** The records **
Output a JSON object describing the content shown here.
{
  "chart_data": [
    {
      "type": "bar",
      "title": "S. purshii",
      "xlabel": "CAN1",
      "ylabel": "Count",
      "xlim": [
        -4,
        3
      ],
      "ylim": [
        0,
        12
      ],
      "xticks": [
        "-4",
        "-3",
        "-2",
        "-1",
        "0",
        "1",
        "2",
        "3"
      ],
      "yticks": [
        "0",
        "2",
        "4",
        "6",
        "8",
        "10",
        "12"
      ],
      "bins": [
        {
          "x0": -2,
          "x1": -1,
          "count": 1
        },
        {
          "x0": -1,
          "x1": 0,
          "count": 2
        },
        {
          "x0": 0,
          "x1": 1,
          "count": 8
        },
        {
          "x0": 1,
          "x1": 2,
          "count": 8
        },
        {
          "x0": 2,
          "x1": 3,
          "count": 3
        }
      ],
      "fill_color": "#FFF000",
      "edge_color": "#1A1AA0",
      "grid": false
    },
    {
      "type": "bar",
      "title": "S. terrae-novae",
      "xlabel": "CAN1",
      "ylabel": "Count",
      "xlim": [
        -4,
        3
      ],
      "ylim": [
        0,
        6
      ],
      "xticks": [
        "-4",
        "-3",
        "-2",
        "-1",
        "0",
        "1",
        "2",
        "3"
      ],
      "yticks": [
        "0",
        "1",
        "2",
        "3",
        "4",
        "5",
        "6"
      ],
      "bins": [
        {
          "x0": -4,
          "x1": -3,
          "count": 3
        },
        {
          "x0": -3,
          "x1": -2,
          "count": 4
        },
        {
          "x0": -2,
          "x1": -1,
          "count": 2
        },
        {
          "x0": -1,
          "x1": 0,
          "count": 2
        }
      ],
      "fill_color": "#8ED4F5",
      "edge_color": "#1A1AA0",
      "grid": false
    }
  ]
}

** Exercise **
Report all lines of the data above that include the string "title".

** Result of this exercise **
      "title": "S. purshii",
      "title": "S. terrae-novae",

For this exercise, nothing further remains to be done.